▶ [The input]
==========

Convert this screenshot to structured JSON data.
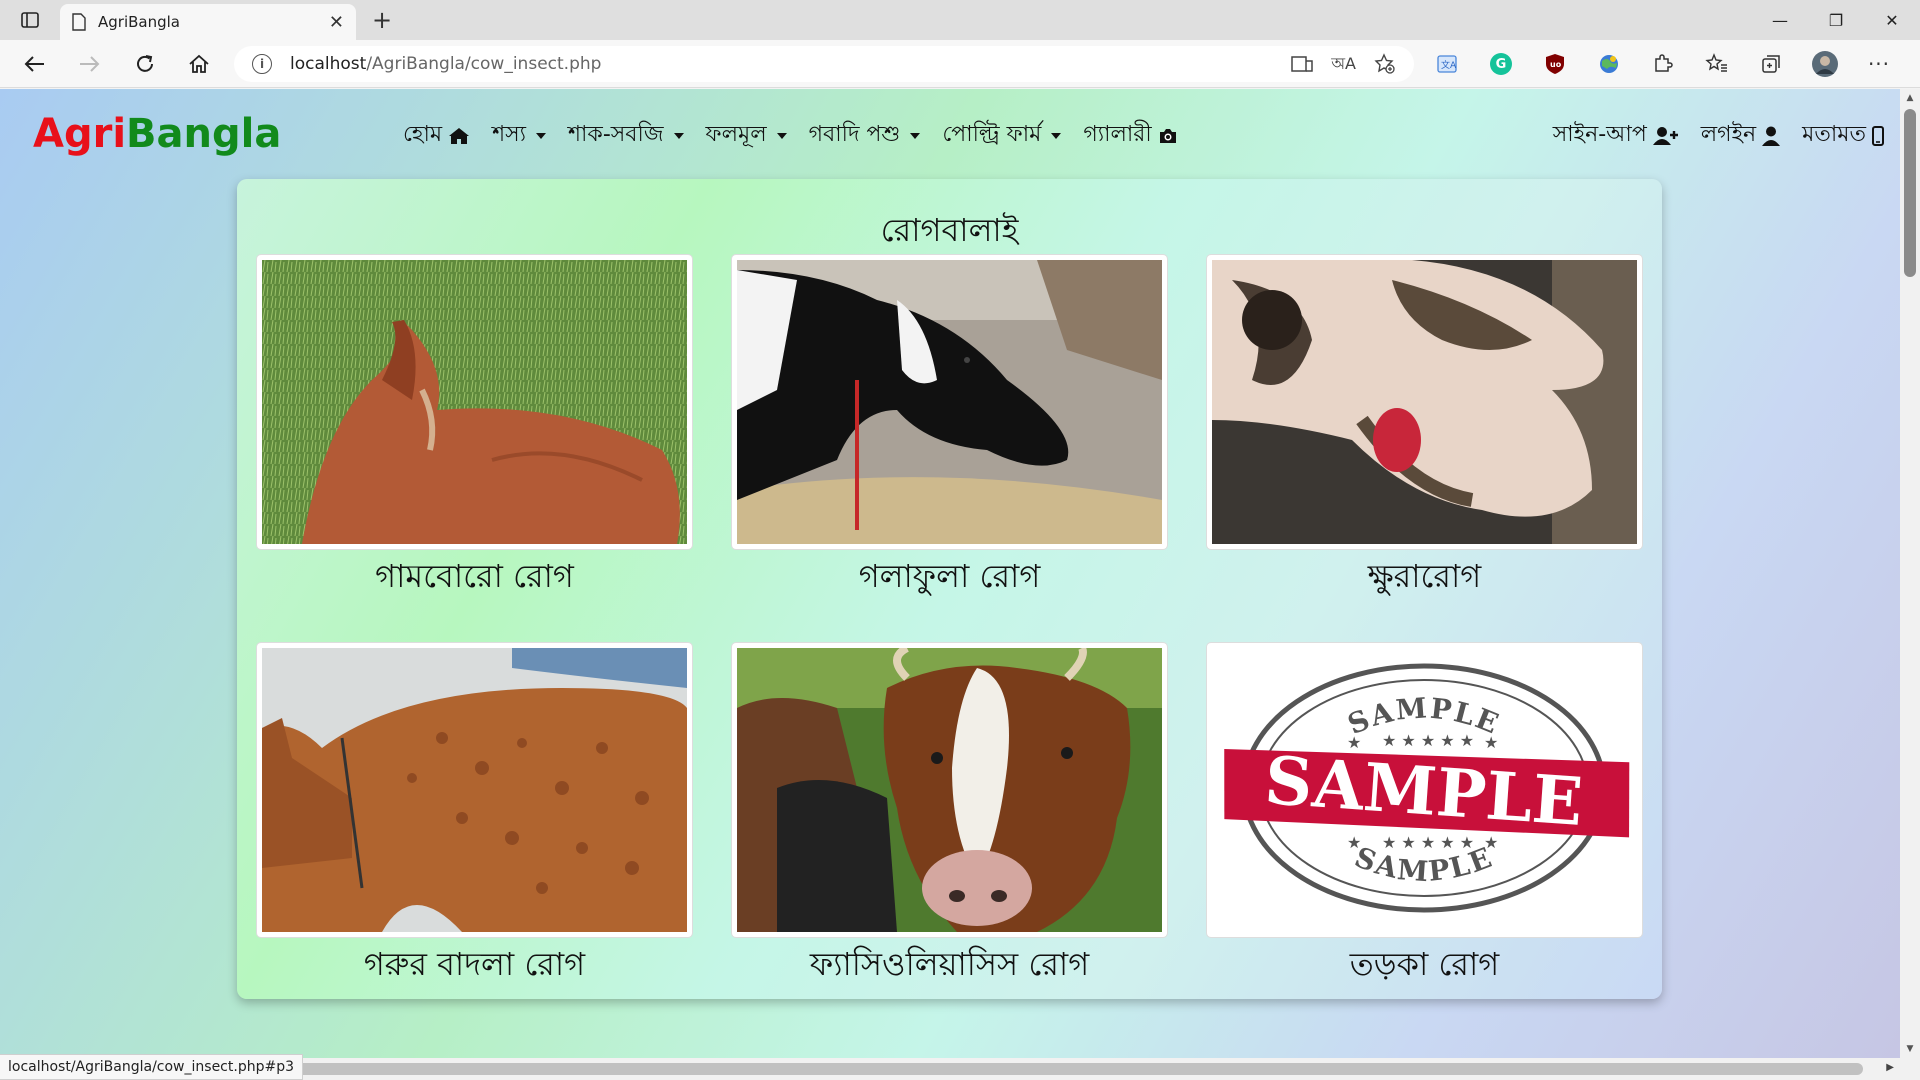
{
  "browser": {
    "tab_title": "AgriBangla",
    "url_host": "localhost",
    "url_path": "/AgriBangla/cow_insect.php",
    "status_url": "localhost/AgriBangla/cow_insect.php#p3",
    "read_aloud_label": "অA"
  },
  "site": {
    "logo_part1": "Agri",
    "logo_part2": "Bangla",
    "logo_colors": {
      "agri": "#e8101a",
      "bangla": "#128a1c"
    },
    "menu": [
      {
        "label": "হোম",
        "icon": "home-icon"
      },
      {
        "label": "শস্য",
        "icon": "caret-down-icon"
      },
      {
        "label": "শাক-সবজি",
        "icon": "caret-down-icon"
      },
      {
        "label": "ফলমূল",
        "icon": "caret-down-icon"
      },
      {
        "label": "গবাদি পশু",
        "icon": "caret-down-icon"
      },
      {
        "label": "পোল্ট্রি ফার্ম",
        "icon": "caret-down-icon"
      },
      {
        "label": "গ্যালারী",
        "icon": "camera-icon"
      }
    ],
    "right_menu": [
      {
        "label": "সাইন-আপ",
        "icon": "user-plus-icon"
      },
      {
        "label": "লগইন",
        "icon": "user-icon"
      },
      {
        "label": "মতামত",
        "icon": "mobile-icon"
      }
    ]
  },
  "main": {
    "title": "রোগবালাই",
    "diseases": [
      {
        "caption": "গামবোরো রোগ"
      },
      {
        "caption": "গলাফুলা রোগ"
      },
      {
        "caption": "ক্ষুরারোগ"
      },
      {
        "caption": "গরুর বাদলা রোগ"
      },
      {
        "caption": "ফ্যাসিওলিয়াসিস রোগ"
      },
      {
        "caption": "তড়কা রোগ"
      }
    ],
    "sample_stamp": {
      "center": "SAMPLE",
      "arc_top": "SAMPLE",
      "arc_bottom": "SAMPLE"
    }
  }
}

==========

▶ [Task objective]
Write out each line of the data exactly; the images should be left out.

▶ [Complete response]
Convert this screenshot to structured JSON data.
{
  "browser": {
    "tab_title": "AgriBangla",
    "url_host": "localhost",
    "url_path": "/AgriBangla/cow_insect.php",
    "status_url": "localhost/AgriBangla/cow_insect.php#p3",
    "read_aloud_label": "অA"
  },
  "site": {
    "logo_part1": "Agri",
    "logo_part2": "Bangla",
    "logo_colors": {
      "agri": "#e8101a",
      "bangla": "#128a1c"
    },
    "menu": [
      {
        "label": "হোম",
        "icon": "home-icon"
      },
      {
        "label": "শস্য",
        "icon": "caret-down-icon"
      },
      {
        "label": "শাক-সবজি",
        "icon": "caret-down-icon"
      },
      {
        "label": "ফলমূল",
        "icon": "caret-down-icon"
      },
      {
        "label": "গবাদি পশু",
        "icon": "caret-down-icon"
      },
      {
        "label": "পোল্ট্রি ফার্ম",
        "icon": "caret-down-icon"
      },
      {
        "label": "গ্যালারী",
        "icon": "camera-icon"
      }
    ],
    "right_menu": [
      {
        "label": "সাইন-আপ",
        "icon": "user-plus-icon"
      },
      {
        "label": "লগইন",
        "icon": "user-icon"
      },
      {
        "label": "মতামত",
        "icon": "mobile-icon"
      }
    ]
  },
  "main": {
    "title": "রোগবালাই",
    "diseases": [
      {
        "caption": "গামবোরো রোগ"
      },
      {
        "caption": "গলাফুলা রোগ"
      },
      {
        "caption": "ক্ষুরারোগ"
      },
      {
        "caption": "গরুর বাদলা রোগ"
      },
      {
        "caption": "ফ্যাসিওলিয়াসিস রোগ"
      },
      {
        "caption": "তড়কা রোগ"
      }
    ],
    "sample_stamp": {
      "center": "SAMPLE",
      "arc_top": "SAMPLE",
      "arc_bottom": "SAMPLE"
    }
  }
}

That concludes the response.